*** Provided data
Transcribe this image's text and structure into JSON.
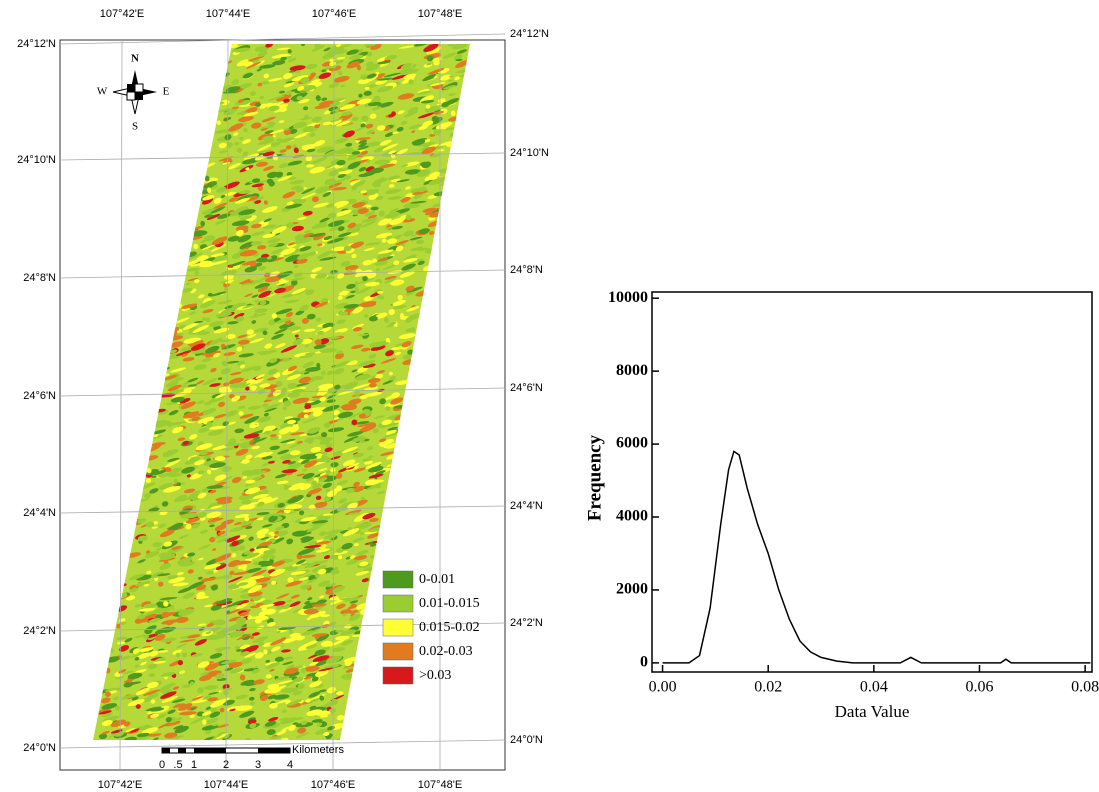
{
  "map": {
    "lat_labels_left": [
      "24°12'N",
      "24°10'N",
      "24°8'N",
      "24°6'N",
      "24°4'N",
      "24°2'N",
      "24°0'N"
    ],
    "lat_labels_right": [
      "24°12'N",
      "24°10'N",
      "24°8'N",
      "24°6'N",
      "24°4'N",
      "24°2'N",
      "24°0'N"
    ],
    "lon_labels_top": [
      "107°42'E",
      "107°44'E",
      "107°46'E",
      "107°48'E"
    ],
    "lon_labels_bottom": [
      "107°42'E",
      "107°44'E",
      "107°46'E",
      "107°48'E"
    ],
    "compass": {
      "n": "N",
      "s": "S",
      "e": "E",
      "w": "W"
    },
    "legend": [
      {
        "label": "0-0.01",
        "color": "#4e9a1e"
      },
      {
        "label": "0.01-0.015",
        "color": "#9acd32"
      },
      {
        "label": "0.015-0.02",
        "color": "#ffff33"
      },
      {
        "label": "0.02-0.03",
        "color": "#e07b20"
      },
      {
        "label": ">0.03",
        "color": "#d7191c"
      }
    ],
    "scale_bar": {
      "labels": [
        "0",
        ".5",
        "1",
        "2",
        "3",
        "4"
      ],
      "unit": "Kilometers"
    }
  },
  "chart_data": {
    "type": "line",
    "x_label": "Data Value",
    "y_label": "Frequency",
    "x": [
      0,
      0.005,
      0.007,
      0.009,
      0.011,
      0.0125,
      0.0135,
      0.0145,
      0.016,
      0.018,
      0.02,
      0.022,
      0.024,
      0.026,
      0.028,
      0.03,
      0.033,
      0.036,
      0.045,
      0.047,
      0.049,
      0.064,
      0.065,
      0.066,
      0.081
    ],
    "series": [
      {
        "color": "#000000",
        "values": [
          0,
          0,
          200,
          1500,
          3800,
          5300,
          5800,
          5700,
          4800,
          3800,
          3000,
          2000,
          1200,
          600,
          300,
          150,
          50,
          0,
          0,
          150,
          0,
          0,
          100,
          0,
          0
        ]
      }
    ],
    "xlim": [
      -0.002,
      0.0813
    ],
    "ylim": [
      -250,
      10170
    ],
    "xticks": [
      {
        "value": 0,
        "label": "0.00"
      },
      {
        "value": 0.02,
        "label": "0.02"
      },
      {
        "value": 0.04,
        "label": "0.04"
      },
      {
        "value": 0.06,
        "label": "0.06"
      },
      {
        "value": 0.08,
        "label": "0.08"
      }
    ],
    "yticks": [
      0,
      2000,
      4000,
      6000,
      8000,
      10000
    ]
  }
}
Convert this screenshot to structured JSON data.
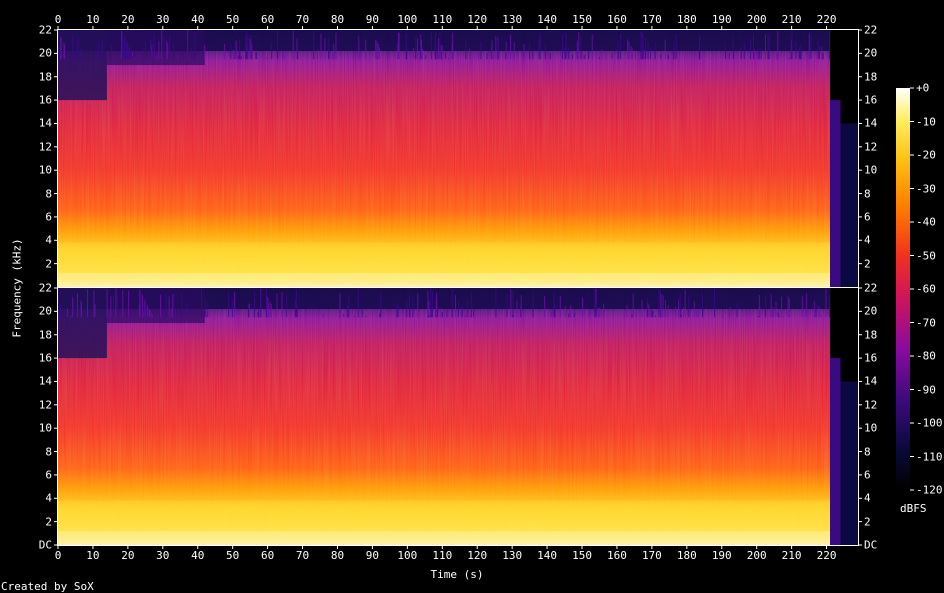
{
  "chart_data": {
    "type": "heatmap",
    "channels": 2,
    "xlabel": "Time (s)",
    "ylabel": "Frequency (kHz)",
    "x_ticks": [
      0,
      10,
      20,
      30,
      40,
      50,
      60,
      70,
      80,
      90,
      100,
      110,
      120,
      130,
      140,
      150,
      160,
      170,
      180,
      190,
      200,
      210,
      220
    ],
    "y_ticks_top": [
      "2",
      "4",
      "6",
      "8",
      "10",
      "12",
      "14",
      "16",
      "18",
      "20",
      "22"
    ],
    "y_ticks_bottom": [
      "DC",
      "2",
      "4",
      "6",
      "8",
      "10",
      "12",
      "14",
      "16",
      "18",
      "20",
      "22"
    ],
    "xlim": [
      0,
      229
    ],
    "ylim_khz": [
      0,
      22
    ],
    "colorbar": {
      "unit": "dBFS",
      "ticks": [
        "+0",
        "-10",
        "-20",
        "-30",
        "-40",
        "-50",
        "-60",
        "-70",
        "-80",
        "-90",
        "-100",
        "-110",
        "-120"
      ],
      "range": [
        -120,
        0
      ]
    },
    "credit": "Created by SoX"
  }
}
******
Task goal => Retype every record above exactly as written, but leave out the pictures.

Reply =>
Transcribe this image's text and structure into JSON.
{
  "map": {
    "lat_labels_left": [
      "24°12'N",
      "24°10'N",
      "24°8'N",
      "24°6'N",
      "24°4'N",
      "24°2'N",
      "24°0'N"
    ],
    "lat_labels_right": [
      "24°12'N",
      "24°10'N",
      "24°8'N",
      "24°6'N",
      "24°4'N",
      "24°2'N",
      "24°0'N"
    ],
    "lon_labels_top": [
      "107°42'E",
      "107°44'E",
      "107°46'E",
      "107°48'E"
    ],
    "lon_labels_bottom": [
      "107°42'E",
      "107°44'E",
      "107°46'E",
      "107°48'E"
    ],
    "compass": {
      "n": "N",
      "s": "S",
      "e": "E",
      "w": "W"
    },
    "legend": [
      {
        "label": "0-0.01",
        "color": "#4e9a1e"
      },
      {
        "label": "0.01-0.015",
        "color": "#9acd32"
      },
      {
        "label": "0.015-0.02",
        "color": "#ffff33"
      },
      {
        "label": "0.02-0.03",
        "color": "#e07b20"
      },
      {
        "label": ">0.03",
        "color": "#d7191c"
      }
    ],
    "scale_bar": {
      "labels": [
        "0",
        ".5",
        "1",
        "2",
        "3",
        "4"
      ],
      "unit": "Kilometers"
    }
  },
  "chart_data": {
    "type": "line",
    "x_label": "Data Value",
    "y_label": "Frequency",
    "x": [
      0,
      0.005,
      0.007,
      0.009,
      0.011,
      0.0125,
      0.0135,
      0.0145,
      0.016,
      0.018,
      0.02,
      0.022,
      0.024,
      0.026,
      0.028,
      0.03,
      0.033,
      0.036,
      0.045,
      0.047,
      0.049,
      0.064,
      0.065,
      0.066,
      0.081
    ],
    "series": [
      {
        "color": "#000000",
        "values": [
          0,
          0,
          200,
          1500,
          3800,
          5300,
          5800,
          5700,
          4800,
          3800,
          3000,
          2000,
          1200,
          600,
          300,
          150,
          50,
          0,
          0,
          150,
          0,
          0,
          100,
          0,
          0
        ]
      }
    ],
    "xlim": [
      -0.002,
      0.0813
    ],
    "ylim": [
      -250,
      10170
    ],
    "xticks": [
      {
        "value": 0,
        "label": "0.00"
      },
      {
        "value": 0.02,
        "label": "0.02"
      },
      {
        "value": 0.04,
        "label": "0.04"
      },
      {
        "value": 0.06,
        "label": "0.06"
      },
      {
        "value": 0.08,
        "label": "0.08"
      }
    ],
    "yticks": [
      0,
      2000,
      4000,
      6000,
      8000,
      10000
    ]
  }
}
Convert this screenshot to structured JSON data.
{
  "chart_data": {
    "type": "heatmap",
    "channels": 2,
    "xlabel": "Time (s)",
    "ylabel": "Frequency (kHz)",
    "x_ticks": [
      0,
      10,
      20,
      30,
      40,
      50,
      60,
      70,
      80,
      90,
      100,
      110,
      120,
      130,
      140,
      150,
      160,
      170,
      180,
      190,
      200,
      210,
      220
    ],
    "y_ticks_top": [
      "2",
      "4",
      "6",
      "8",
      "10",
      "12",
      "14",
      "16",
      "18",
      "20",
      "22"
    ],
    "y_ticks_bottom": [
      "DC",
      "2",
      "4",
      "6",
      "8",
      "10",
      "12",
      "14",
      "16",
      "18",
      "20",
      "22"
    ],
    "xlim": [
      0,
      229
    ],
    "ylim_khz": [
      0,
      22
    ],
    "colorbar": {
      "unit": "dBFS",
      "ticks": [
        "+0",
        "-10",
        "-20",
        "-30",
        "-40",
        "-50",
        "-60",
        "-70",
        "-80",
        "-90",
        "-100",
        "-110",
        "-120"
      ],
      "range": [
        -120,
        0
      ]
    },
    "credit": "Created by SoX"
  }
}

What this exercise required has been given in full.